Collected data:
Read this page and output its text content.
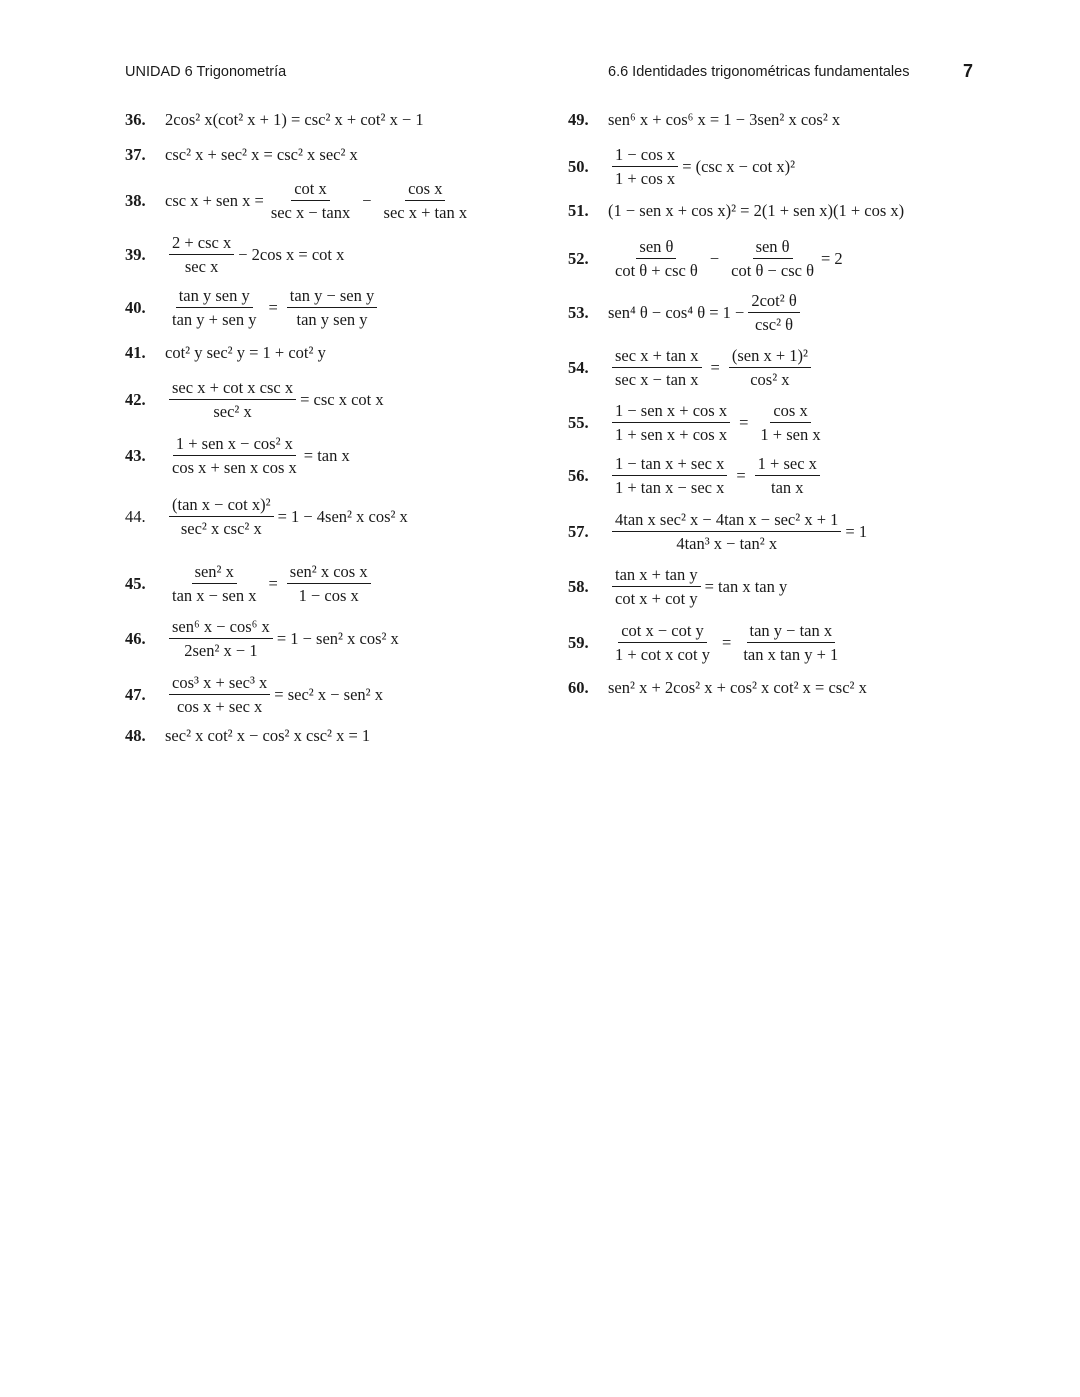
UNIDAD 6 Trigonometría	6.6 Identidades trigonométricas fundamentales	7
36.	2cos² x(cot² x + 1) = csc² x + cot² x − 1
37.	csc² x + sec² x = csc² x sec² x
38.	csc x + sen $x = \frac{\text{cot x}}{\text{sec x − tanx}} - \frac{\text{cos x}}{\text{sec x + tan x}}$
39.	$\frac{\text{2 + csc x}}{\text{sec x}} - 2\cos$ x = cot x
40.	$\frac{\text{tan y sen y}}{\text{tan y + sen y}} = \frac{\text{tan y − sen y}}{\text{tan y sen y}}$
41.	cot² y sec² y = 1 + cot² y
42.	$\frac{\text{sec x + cot x csc x}}{\text{sec² x}} = \csc x$ cot x
43.	$\frac{\text{1 + sen x − cos² x}}{\text{cos x + sen x cos x}} = \tan x$
44.	$\frac{\text{(tan x − cot x)²}}{\text{sec² x csc² x}} = 1 - 4sen^2$ x cos² x
45.	$\frac{\text{sen² x}}{\text{tan x − sen x}} = \frac{\text{sen² x cos x}}{\text{1 − cos x}}$
46.	$\frac{\text{sen⁶ x − cos⁶ x}}{\text{2sen² x − 1}} = 1 - sen^2$ x cos² x
47.	$\frac{\text{cos³ x + sec³ x}}{\text{cos x + sec x}} = \sec^2$ x − sen² x
48.	sec² x cot² x − cos² x csc² x = 1
49.	sen⁶ x + cos⁶ x = 1 − 3sen² x cos² x
50.	$\frac{\text{1 − cos x}}{\text{1 + cos x}} = (\csc$ x − cot x)²
51.	(1 − sen x + cos x)² = 2(1 + sen x)(1 + cos x)
52.	$\frac{\text{sen θ}}{\text{cot θ + csc θ}} - \frac{\text{sen θ}}{\text{cot θ − csc θ}} = 2$
53.	sen⁴ θ − cos⁴ $\theta = 1 - \frac{\text{2cot² θ}}{\text{csc² θ}}$
54.	$\frac{\text{sec x + tan x}}{\text{sec x − tan x}} = \frac{\text{(sen x + 1)²}}{\text{cos² x}}$
55.	$\frac{\text{1 − sen x + cos x}}{\text{1 + sen x + cos x}} = \frac{\text{cos x}}{\text{1 + sen x}}$
56.	$\frac{\text{1 − tan x + sec x}}{\text{1 + tan x − sec x}} = \frac{\text{1 + sec x}}{\text{tan x}}$
57.	$\frac{\text{4tan x sec² x − 4tan x − sec² x + 1}}{\text{4tan³ x − tan² x}} = 1$
58.	$\frac{\text{tan x + tan y}}{\text{cot x + cot y}} = \tan x$ tan y
59.	$\frac{\text{cot x − cot y}}{\text{1 + cot x cot y}} = \frac{\text{tan y − tan x}}{\text{tan x tan y + 1}}$
60.	sen² x + 2cos² x + cos² x cot² x = csc² x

[Work to be completed]:
Exactly as written, return every line of the listing, but not the pictures.

[Reply to the task]:
Read this page and output its text content.
UNIDAD 6 Trigonometría	6.6 Identidades trigonométricas fundamentales	7
36.	2cos² x(cot² x + 1) = csc² x + cot² x − 1
37.	csc² x + sec² x = csc² x sec² x
38.	csc x + sen $x = \frac{\text{cot x}}{\text{sec x − tanx}} - \frac{\text{cos x}}{\text{sec x + tan x}}$
39.	$\frac{\text{2 + csc x}}{\text{sec x}} - 2\cos$ x = cot x
40.	$\frac{\text{tan y sen y}}{\text{tan y + sen y}} = \frac{\text{tan y − sen y}}{\text{tan y sen y}}$
41.	cot² y sec² y = 1 + cot² y
42.	$\frac{\text{sec x + cot x csc x}}{\text{sec² x}} = \csc x$ cot x
43.	$\frac{\text{1 + sen x − cos² x}}{\text{cos x + sen x cos x}} = \tan x$
44.	$\frac{\text{(tan x − cot x)²}}{\text{sec² x csc² x}} = 1 - 4sen^2$ x cos² x
45.	$\frac{\text{sen² x}}{\text{tan x − sen x}} = \frac{\text{sen² x cos x}}{\text{1 − cos x}}$
46.	$\frac{\text{sen⁶ x − cos⁶ x}}{\text{2sen² x − 1}} = 1 - sen^2$ x cos² x
47.	$\frac{\text{cos³ x + sec³ x}}{\text{cos x + sec x}} = \sec^2$ x − sen² x
48.	sec² x cot² x − cos² x csc² x = 1
49.	sen⁶ x + cos⁶ x = 1 − 3sen² x cos² x
50.	$\frac{\text{1 − cos x}}{\text{1 + cos x}} = (\csc$ x − cot x)²
51.	(1 − sen x + cos x)² = 2(1 + sen x)(1 + cos x)
52.	$\frac{\text{sen θ}}{\text{cot θ + csc θ}} - \frac{\text{sen θ}}{\text{cot θ − csc θ}} = 2$
53.	sen⁴ θ − cos⁴ $\theta = 1 - \frac{\text{2cot² θ}}{\text{csc² θ}}$
54.	$\frac{\text{sec x + tan x}}{\text{sec x − tan x}} = \frac{\text{(sen x + 1)²}}{\text{cos² x}}$
55.	$\frac{\text{1 − sen x + cos x}}{\text{1 + sen x + cos x}} = \frac{\text{cos x}}{\text{1 + sen x}}$
56.	$\frac{\text{1 − tan x + sec x}}{\text{1 + tan x − sec x}} = \frac{\text{1 + sec x}}{\text{tan x}}$
57.	$\frac{\text{4tan x sec² x − 4tan x − sec² x + 1}}{\text{4tan³ x − tan² x}} = 1$
58.	$\frac{\text{tan x + tan y}}{\text{cot x + cot y}} = \tan x$ tan y
59.	$\frac{\text{cot x − cot y}}{\text{1 + cot x cot y}} = \frac{\text{tan y − tan x}}{\text{tan x tan y + 1}}$
60.	sen² x + 2cos² x + cos² x cot² x = csc² x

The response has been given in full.